[Dataset rows]
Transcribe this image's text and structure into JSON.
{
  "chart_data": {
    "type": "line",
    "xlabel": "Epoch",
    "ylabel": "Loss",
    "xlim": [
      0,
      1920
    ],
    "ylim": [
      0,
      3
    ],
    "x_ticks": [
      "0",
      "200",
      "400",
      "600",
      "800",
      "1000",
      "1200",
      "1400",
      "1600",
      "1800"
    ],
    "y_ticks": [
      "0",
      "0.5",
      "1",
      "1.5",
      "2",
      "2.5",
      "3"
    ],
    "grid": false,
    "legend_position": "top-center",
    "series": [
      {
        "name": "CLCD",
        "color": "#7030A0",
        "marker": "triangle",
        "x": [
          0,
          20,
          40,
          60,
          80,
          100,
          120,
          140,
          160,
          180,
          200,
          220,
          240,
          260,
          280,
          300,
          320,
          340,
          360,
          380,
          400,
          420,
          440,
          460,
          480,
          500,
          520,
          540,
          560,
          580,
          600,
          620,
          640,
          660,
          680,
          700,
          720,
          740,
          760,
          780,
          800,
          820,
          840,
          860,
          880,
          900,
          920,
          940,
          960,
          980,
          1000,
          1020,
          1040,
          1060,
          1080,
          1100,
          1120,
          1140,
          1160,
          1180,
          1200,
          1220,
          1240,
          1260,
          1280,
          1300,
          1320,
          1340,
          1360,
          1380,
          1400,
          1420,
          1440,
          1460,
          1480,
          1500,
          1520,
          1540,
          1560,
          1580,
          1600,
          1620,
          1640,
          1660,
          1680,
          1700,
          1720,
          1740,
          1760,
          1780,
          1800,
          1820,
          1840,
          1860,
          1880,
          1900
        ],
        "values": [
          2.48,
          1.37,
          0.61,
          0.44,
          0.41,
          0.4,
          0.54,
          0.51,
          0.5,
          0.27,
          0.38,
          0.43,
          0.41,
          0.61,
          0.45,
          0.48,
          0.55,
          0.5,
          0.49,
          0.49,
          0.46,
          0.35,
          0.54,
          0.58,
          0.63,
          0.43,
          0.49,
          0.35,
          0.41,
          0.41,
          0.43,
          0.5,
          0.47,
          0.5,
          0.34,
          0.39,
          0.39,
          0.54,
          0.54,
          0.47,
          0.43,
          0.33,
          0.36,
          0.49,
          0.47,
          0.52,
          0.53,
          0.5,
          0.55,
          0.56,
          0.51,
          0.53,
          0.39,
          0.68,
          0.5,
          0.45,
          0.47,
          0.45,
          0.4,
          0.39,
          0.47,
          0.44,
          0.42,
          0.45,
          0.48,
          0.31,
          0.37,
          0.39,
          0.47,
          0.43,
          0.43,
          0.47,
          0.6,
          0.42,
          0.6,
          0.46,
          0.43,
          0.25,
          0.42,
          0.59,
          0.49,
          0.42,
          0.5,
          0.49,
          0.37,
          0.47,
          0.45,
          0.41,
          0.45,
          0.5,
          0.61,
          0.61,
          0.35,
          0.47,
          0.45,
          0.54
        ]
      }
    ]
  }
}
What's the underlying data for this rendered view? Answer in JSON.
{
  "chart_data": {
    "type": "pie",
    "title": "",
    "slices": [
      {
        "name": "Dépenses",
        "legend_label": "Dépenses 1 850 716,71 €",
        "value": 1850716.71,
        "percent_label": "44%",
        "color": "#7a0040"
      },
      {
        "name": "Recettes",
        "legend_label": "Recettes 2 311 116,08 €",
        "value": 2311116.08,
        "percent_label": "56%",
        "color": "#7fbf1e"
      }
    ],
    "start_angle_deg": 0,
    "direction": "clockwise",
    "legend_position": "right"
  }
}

WORK REQUIRED:
Copy every record exactly as presented.

REPLY TO THE TASK:
Transcribe this image's text and structure into JSON.
{
  "chart_data": {
    "type": "line",
    "xlabel": "Epoch",
    "ylabel": "Loss",
    "xlim": [
      0,
      1920
    ],
    "ylim": [
      0,
      3
    ],
    "x_ticks": [
      "0",
      "200",
      "400",
      "600",
      "800",
      "1000",
      "1200",
      "1400",
      "1600",
      "1800"
    ],
    "y_ticks": [
      "0",
      "0.5",
      "1",
      "1.5",
      "2",
      "2.5",
      "3"
    ],
    "grid": false,
    "legend_position": "top-center",
    "series": [
      {
        "name": "CLCD",
        "color": "#7030A0",
        "marker": "triangle",
        "x": [
          0,
          20,
          40,
          60,
          80,
          100,
          120,
          140,
          160,
          180,
          200,
          220,
          240,
          260,
          280,
          300,
          320,
          340,
          360,
          380,
          400,
          420,
          440,
          460,
          480,
          500,
          520,
          540,
          560,
          580,
          600,
          620,
          640,
          660,
          680,
          700,
          720,
          740,
          760,
          780,
          800,
          820,
          840,
          860,
          880,
          900,
          920,
          940,
          960,
          980,
          1000,
          1020,
          1040,
          1060,
          1080,
          1100,
          1120,
          1140,
          1160,
          1180,
          1200,
          1220,
          1240,
          1260,
          1280,
          1300,
          1320,
          1340,
          1360,
          1380,
          1400,
          1420,
          1440,
          1460,
          1480,
          1500,
          1520,
          1540,
          1560,
          1580,
          1600,
          1620,
          1640,
          1660,
          1680,
          1700,
          1720,
          1740,
          1760,
          1780,
          1800,
          1820,
          1840,
          1860,
          1880,
          1900
        ],
        "values": [
          2.48,
          1.37,
          0.61,
          0.44,
          0.41,
          0.4,
          0.54,
          0.51,
          0.5,
          0.27,
          0.38,
          0.43,
          0.41,
          0.61,
          0.45,
          0.48,
          0.55,
          0.5,
          0.49,
          0.49,
          0.46,
          0.35,
          0.54,
          0.58,
          0.63,
          0.43,
          0.49,
          0.35,
          0.41,
          0.41,
          0.43,
          0.5,
          0.47,
          0.5,
          0.34,
          0.39,
          0.39,
          0.54,
          0.54,
          0.47,
          0.43,
          0.33,
          0.36,
          0.49,
          0.47,
          0.52,
          0.53,
          0.5,
          0.55,
          0.56,
          0.51,
          0.53,
          0.39,
          0.68,
          0.5,
          0.45,
          0.47,
          0.45,
          0.4,
          0.39,
          0.47,
          0.44,
          0.42,
          0.45,
          0.48,
          0.31,
          0.37,
          0.39,
          0.47,
          0.43,
          0.43,
          0.47,
          0.6,
          0.42,
          0.6,
          0.46,
          0.43,
          0.25,
          0.42,
          0.59,
          0.49,
          0.42,
          0.5,
          0.49,
          0.37,
          0.47,
          0.45,
          0.41,
          0.45,
          0.5,
          0.61,
          0.61,
          0.35,
          0.47,
          0.45,
          0.54
        ]
      }
    ]
  }
}
What's the underlying data for this rendered view? Answer in JSON.
{
  "chart_data": {
    "type": "pie",
    "title": "",
    "slices": [
      {
        "name": "Dépenses",
        "legend_label": "Dépenses 1 850 716,71 €",
        "value": 1850716.71,
        "percent_label": "44%",
        "color": "#7a0040"
      },
      {
        "name": "Recettes",
        "legend_label": "Recettes 2 311 116,08 €",
        "value": 2311116.08,
        "percent_label": "56%",
        "color": "#7fbf1e"
      }
    ],
    "start_angle_deg": 0,
    "direction": "clockwise",
    "legend_position": "right"
  }
}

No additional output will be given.